[Records to process]
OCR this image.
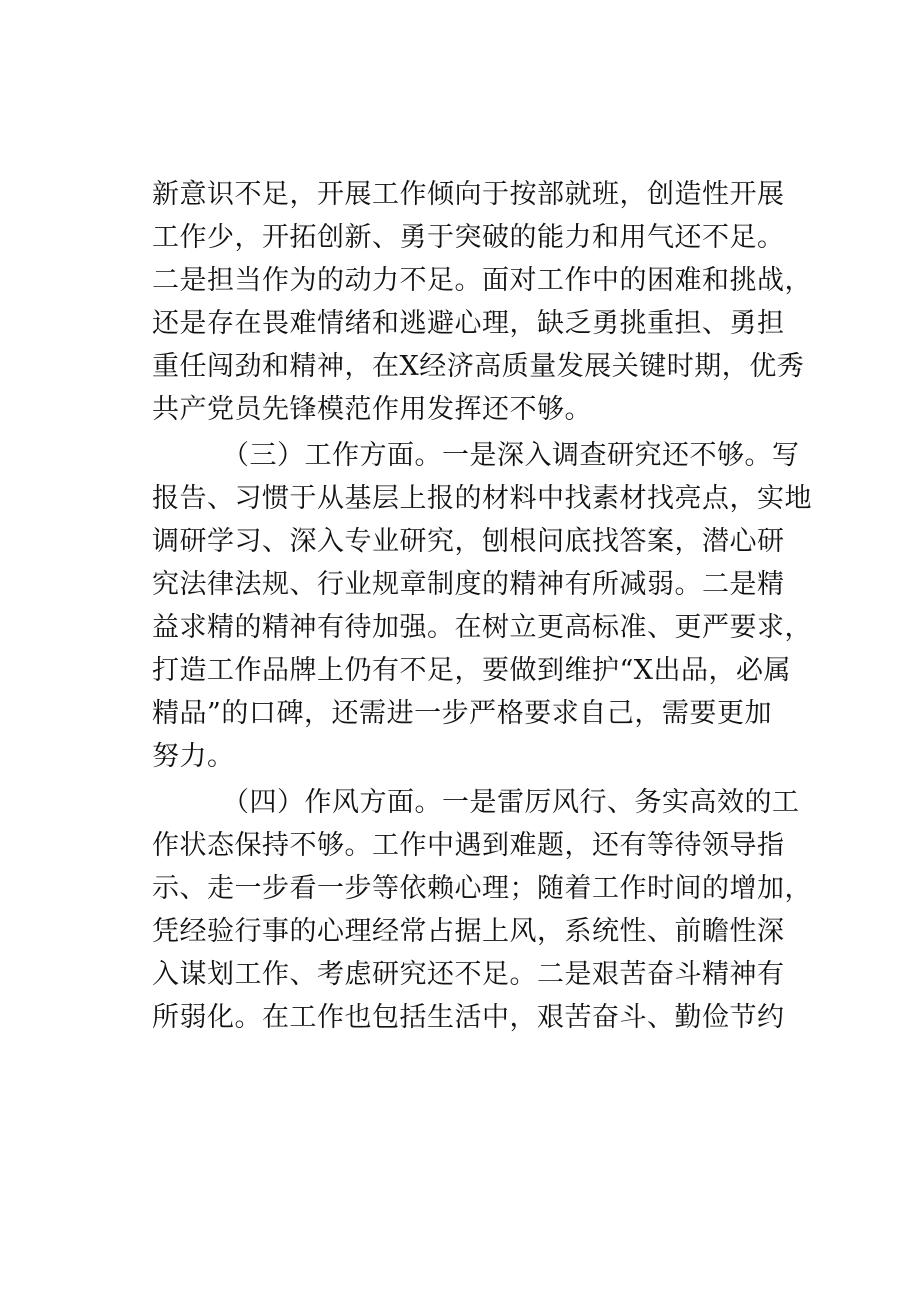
新意识不足，开展工作倾向于按部就班，创造性开展
工作少，开拓创新、勇于突破的能力和用气还不足。
二是担当作为的动力不足。面对工作中的困难和挑战，
还是存在畏难情绪和逃避心理，缺乏勇挑重担、勇担
重任闯劲和精神，在X经济高质量发展关键时期，优秀
共产党员先锋模范作用发挥还不够。
（三）工作方面。一是深入调查研究还不够。写
报告、习惯于从基层上报的材料中找素材找亮点，实地
调研学习、深入专业研究，刨根问底找答案，潜心研
究法律法规、行业规章制度的精神有所减弱。二是精
益求精的精神有待加强。在树立更高标准、更严要求，
打造工作品牌上仍有不足，要做到维护“X出品，必属
精品”的口碑，还需进一步严格要求自己，需要更加
努力。
（四）作风方面。一是雷厉风行、务实高效的工
作状态保持不够。工作中遇到难题，还有等待领导指
示、走一步看一步等依赖心理；随着工作时间的增加，
凭经验行事的心理经常占据上风，系统性、前瞻性深
入谋划工作、考虑研究还不足。二是艰苦奋斗精神有
所弱化。在工作也包括生活中，艰苦奋斗、勤俭节约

[Exercise instructions]
The entries above should be reproduced exactly, without their pictures.

[Exercise output]
OCR this image.
新意识不足，开展工作倾向于按部就班，创造性开展
工作少，开拓创新、勇于突破的能力和用气还不足。
二是担当作为的动力不足。面对工作中的困难和挑战，
还是存在畏难情绪和逃避心理，缺乏勇挑重担、勇担
重任闯劲和精神，在X经济高质量发展关键时期，优秀
共产党员先锋模范作用发挥还不够。
（三）工作方面。一是深入调查研究还不够。写
报告、习惯于从基层上报的材料中找素材找亮点，实地
调研学习、深入专业研究，刨根问底找答案，潜心研
究法律法规、行业规章制度的精神有所减弱。二是精
益求精的精神有待加强。在树立更高标准、更严要求，
打造工作品牌上仍有不足，要做到维护“X出品，必属
精品”的口碑，还需进一步严格要求自己，需要更加
努力。
（四）作风方面。一是雷厉风行、务实高效的工
作状态保持不够。工作中遇到难题，还有等待领导指
示、走一步看一步等依赖心理；随着工作时间的增加，
凭经验行事的心理经常占据上风，系统性、前瞻性深
入谋划工作、考虑研究还不足。二是艰苦奋斗精神有
所弱化。在工作也包括生活中，艰苦奋斗、勤俭节约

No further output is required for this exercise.